Entries supplied

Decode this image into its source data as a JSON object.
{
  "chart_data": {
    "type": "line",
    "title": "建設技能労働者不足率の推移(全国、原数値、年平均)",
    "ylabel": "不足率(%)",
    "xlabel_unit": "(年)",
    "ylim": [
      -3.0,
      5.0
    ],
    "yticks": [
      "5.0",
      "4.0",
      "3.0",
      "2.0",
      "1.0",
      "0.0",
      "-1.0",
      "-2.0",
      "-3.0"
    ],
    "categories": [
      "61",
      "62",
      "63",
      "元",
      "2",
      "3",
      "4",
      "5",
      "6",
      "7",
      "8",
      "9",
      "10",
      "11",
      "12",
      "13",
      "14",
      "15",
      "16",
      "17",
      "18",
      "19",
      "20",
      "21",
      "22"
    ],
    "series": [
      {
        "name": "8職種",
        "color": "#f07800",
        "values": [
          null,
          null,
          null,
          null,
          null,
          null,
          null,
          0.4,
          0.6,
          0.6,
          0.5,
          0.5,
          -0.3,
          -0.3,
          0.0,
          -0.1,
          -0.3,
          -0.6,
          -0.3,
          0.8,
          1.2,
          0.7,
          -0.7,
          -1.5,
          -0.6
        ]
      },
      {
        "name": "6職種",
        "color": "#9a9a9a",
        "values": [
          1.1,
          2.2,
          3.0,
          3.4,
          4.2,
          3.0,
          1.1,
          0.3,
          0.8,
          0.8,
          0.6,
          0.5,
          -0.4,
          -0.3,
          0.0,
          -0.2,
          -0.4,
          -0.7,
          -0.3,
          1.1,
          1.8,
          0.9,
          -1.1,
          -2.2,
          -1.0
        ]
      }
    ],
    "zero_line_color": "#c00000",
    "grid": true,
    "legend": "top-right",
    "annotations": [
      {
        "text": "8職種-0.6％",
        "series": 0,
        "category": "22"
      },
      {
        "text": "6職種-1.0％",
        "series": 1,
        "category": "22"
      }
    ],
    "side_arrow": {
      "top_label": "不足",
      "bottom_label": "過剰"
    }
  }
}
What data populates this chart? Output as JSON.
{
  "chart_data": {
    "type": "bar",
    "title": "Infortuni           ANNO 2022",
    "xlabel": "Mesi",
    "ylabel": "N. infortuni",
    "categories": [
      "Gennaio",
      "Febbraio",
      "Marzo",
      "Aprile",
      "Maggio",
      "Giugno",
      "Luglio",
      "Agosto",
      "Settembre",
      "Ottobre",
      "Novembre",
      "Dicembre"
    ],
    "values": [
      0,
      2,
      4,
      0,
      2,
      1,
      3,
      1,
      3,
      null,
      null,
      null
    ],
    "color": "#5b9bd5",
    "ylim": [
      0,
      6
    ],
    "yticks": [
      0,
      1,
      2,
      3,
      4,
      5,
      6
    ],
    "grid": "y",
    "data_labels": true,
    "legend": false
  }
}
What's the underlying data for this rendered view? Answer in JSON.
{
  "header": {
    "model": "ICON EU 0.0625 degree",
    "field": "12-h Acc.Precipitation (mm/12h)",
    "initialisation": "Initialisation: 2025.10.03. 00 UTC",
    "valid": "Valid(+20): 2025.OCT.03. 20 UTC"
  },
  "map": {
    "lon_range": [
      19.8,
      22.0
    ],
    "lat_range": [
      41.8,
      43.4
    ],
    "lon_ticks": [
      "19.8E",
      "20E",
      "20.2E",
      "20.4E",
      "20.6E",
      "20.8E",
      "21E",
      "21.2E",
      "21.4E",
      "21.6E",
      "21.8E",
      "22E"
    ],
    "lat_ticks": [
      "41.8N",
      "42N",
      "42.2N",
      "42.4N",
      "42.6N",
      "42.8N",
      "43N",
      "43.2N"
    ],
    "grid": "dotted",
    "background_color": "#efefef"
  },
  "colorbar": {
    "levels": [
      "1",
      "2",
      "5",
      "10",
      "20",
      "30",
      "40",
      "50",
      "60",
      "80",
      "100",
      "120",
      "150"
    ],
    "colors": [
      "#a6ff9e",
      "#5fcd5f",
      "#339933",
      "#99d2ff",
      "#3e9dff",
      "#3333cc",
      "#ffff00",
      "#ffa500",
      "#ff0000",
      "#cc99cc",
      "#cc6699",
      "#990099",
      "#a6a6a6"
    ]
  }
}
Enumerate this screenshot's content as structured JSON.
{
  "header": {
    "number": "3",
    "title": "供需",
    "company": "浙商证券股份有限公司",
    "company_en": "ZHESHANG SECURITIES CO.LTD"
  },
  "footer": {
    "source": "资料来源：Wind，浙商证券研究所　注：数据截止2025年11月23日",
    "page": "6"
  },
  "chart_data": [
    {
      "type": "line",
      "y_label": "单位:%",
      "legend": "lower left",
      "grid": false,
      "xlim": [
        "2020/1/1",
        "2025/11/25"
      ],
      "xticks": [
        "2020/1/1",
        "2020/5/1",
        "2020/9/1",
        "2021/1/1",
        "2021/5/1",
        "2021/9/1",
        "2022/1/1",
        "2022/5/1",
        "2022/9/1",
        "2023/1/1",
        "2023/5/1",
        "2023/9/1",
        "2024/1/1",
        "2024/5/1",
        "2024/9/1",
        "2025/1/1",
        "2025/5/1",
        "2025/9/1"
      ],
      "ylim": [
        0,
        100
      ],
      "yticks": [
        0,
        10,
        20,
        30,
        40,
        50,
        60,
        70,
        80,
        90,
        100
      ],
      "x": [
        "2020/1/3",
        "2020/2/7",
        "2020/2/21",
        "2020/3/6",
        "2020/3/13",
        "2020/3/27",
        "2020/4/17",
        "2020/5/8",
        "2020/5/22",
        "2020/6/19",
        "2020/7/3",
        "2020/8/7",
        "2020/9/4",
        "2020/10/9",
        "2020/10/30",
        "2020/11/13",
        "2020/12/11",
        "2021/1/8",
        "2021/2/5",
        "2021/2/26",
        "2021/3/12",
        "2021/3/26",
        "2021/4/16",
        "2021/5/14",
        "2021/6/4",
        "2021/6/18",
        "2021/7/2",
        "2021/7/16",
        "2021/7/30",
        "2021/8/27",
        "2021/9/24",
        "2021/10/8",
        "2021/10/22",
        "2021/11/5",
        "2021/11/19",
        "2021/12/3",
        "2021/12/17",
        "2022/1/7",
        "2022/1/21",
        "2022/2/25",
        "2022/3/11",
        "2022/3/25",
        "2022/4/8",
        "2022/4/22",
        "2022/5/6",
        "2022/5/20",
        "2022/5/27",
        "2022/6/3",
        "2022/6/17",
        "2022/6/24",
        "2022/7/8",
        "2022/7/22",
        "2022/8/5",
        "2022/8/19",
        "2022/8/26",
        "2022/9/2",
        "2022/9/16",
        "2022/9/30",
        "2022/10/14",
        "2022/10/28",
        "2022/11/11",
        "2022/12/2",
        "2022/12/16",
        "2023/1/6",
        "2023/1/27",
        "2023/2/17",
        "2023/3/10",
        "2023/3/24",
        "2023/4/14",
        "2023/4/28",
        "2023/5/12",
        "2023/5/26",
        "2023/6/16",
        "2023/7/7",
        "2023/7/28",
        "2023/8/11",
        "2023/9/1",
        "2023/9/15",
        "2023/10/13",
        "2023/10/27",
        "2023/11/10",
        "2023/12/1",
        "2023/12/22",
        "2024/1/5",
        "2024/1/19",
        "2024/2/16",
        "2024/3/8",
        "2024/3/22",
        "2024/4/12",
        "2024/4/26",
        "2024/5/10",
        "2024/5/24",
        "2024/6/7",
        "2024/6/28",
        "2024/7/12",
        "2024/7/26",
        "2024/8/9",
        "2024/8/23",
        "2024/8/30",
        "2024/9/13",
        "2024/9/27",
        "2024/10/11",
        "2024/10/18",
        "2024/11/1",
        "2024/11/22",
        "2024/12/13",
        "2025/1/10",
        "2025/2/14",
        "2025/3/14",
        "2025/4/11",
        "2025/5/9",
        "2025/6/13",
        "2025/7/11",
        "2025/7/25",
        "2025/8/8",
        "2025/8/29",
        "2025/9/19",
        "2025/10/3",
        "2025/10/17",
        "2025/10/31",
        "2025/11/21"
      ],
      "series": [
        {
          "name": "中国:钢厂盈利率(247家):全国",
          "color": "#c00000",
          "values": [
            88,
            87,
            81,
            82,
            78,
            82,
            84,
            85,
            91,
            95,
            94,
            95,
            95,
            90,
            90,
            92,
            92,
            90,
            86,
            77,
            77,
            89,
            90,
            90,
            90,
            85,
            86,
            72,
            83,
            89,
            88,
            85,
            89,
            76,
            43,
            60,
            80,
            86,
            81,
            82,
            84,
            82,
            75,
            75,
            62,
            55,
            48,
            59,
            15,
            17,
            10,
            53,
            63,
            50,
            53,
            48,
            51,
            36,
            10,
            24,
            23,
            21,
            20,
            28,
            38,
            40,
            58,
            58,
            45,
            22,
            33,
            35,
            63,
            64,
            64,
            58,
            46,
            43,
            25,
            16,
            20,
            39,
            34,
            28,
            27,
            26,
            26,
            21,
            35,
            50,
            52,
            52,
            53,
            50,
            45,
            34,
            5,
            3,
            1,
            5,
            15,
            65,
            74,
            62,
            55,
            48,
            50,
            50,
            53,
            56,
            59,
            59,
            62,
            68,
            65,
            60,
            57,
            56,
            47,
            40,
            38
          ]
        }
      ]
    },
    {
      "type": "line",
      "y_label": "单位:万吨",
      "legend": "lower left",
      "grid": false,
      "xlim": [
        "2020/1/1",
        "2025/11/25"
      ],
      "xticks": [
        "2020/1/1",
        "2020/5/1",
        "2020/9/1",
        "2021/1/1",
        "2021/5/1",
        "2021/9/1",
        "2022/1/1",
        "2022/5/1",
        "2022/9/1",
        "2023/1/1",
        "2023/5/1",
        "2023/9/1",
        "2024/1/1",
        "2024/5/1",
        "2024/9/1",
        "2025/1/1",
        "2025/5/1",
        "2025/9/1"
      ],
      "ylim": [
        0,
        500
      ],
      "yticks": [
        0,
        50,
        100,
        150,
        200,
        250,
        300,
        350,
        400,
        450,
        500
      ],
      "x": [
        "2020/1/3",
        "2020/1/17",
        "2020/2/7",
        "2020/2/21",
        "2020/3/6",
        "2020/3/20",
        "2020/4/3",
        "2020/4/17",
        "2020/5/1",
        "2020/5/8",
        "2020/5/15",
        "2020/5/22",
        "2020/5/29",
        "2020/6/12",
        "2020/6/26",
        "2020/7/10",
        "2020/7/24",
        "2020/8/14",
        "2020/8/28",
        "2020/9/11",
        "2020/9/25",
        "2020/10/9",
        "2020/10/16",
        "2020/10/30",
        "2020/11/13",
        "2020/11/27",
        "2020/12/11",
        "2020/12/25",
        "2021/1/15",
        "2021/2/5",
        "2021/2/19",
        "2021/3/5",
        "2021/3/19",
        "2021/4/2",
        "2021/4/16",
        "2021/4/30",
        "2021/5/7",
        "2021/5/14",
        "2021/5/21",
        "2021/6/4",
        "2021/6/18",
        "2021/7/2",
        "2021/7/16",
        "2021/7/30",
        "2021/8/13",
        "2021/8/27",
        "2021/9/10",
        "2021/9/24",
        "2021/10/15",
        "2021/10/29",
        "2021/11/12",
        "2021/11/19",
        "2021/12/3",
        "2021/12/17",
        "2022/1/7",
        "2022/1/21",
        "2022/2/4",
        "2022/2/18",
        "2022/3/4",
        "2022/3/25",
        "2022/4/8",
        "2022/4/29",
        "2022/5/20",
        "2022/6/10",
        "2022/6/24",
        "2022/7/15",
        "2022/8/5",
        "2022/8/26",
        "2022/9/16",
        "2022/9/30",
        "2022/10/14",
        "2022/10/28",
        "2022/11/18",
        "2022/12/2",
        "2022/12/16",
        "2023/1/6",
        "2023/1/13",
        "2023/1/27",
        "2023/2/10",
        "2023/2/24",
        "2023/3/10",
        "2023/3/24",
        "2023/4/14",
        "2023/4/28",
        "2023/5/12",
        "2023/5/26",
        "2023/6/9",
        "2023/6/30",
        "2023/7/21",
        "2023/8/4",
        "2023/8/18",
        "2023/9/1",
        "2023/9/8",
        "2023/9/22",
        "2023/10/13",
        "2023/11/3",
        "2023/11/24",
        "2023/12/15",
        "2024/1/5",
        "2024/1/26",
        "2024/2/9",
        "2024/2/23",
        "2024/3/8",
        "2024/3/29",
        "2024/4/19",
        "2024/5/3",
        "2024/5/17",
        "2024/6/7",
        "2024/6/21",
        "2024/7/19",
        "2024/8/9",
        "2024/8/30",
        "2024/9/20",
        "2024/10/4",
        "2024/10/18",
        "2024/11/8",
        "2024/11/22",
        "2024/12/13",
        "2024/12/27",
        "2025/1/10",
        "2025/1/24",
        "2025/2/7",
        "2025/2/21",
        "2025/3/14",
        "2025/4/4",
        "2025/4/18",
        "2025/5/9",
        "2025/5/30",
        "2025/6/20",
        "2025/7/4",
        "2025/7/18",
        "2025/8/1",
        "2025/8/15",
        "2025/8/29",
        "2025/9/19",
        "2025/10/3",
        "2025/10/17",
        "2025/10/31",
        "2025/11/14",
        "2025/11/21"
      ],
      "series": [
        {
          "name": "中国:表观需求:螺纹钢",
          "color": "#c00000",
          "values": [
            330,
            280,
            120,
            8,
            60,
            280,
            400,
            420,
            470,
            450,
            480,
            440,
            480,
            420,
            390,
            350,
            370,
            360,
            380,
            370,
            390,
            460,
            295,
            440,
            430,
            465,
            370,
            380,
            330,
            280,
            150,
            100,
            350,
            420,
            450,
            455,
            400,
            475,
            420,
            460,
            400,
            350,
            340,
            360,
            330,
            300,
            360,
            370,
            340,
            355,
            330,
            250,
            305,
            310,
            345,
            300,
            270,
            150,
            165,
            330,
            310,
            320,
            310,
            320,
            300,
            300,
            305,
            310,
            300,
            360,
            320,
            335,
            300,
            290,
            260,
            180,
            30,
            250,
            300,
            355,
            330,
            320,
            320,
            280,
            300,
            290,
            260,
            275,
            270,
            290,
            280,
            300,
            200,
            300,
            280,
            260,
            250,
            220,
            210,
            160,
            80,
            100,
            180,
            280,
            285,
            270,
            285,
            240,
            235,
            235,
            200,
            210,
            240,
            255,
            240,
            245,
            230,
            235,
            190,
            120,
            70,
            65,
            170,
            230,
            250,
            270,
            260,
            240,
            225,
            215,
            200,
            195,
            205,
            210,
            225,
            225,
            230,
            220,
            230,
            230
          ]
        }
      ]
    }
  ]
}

Objective
Filter the entries down to the lines containing "name". Copy each of those lines.

Full response
        "name": "8職種",
        "name": "6職種",
          "name": "中国:钢厂盈利率(247家):全国",
          "name": "中国:表观需求:螺纹钢",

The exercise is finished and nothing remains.